Saved data entries:
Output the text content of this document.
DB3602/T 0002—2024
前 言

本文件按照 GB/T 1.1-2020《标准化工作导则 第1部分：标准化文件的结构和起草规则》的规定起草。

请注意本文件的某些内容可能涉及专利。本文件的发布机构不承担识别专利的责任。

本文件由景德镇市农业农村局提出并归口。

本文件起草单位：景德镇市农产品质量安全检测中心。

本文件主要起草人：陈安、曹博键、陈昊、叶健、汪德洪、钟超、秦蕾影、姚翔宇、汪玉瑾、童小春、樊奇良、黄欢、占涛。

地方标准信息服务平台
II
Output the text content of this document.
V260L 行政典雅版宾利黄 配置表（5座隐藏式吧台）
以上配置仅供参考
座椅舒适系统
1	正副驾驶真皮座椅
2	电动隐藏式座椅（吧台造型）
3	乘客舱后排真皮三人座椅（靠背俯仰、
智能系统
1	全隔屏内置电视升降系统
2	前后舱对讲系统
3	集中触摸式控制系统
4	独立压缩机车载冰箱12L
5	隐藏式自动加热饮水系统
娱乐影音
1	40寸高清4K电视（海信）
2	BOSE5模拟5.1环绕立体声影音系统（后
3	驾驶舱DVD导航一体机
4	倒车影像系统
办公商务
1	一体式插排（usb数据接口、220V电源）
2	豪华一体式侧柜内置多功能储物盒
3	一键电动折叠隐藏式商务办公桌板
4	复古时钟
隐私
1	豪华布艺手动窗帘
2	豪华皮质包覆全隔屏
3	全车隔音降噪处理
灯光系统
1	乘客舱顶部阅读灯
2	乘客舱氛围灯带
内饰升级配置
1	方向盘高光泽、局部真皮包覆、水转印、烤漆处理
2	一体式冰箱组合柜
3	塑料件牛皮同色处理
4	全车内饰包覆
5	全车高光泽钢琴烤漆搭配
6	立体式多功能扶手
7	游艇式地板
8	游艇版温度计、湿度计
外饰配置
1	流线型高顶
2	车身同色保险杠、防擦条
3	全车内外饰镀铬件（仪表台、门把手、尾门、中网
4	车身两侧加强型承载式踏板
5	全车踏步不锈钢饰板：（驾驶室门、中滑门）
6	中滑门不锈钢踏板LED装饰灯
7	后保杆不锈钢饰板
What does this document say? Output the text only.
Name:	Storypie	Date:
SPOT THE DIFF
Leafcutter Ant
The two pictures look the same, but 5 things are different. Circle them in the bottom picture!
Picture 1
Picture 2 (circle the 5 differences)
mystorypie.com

◆ **Exercise goal**
Extract the closing run of lines, starting with the one containing "What does this" and ending at the last, exactly as written.

◆ **Problem solution**
What does this document say? Output the text only.
Name:	Storypie	Date:
SPOT THE DIFF
Leafcutter Ant
The two pictures look the same, but 5 things are different. Circle them in the bottom picture!
Picture 1
Picture 2 (circle the 5 differences)
mystorypie.com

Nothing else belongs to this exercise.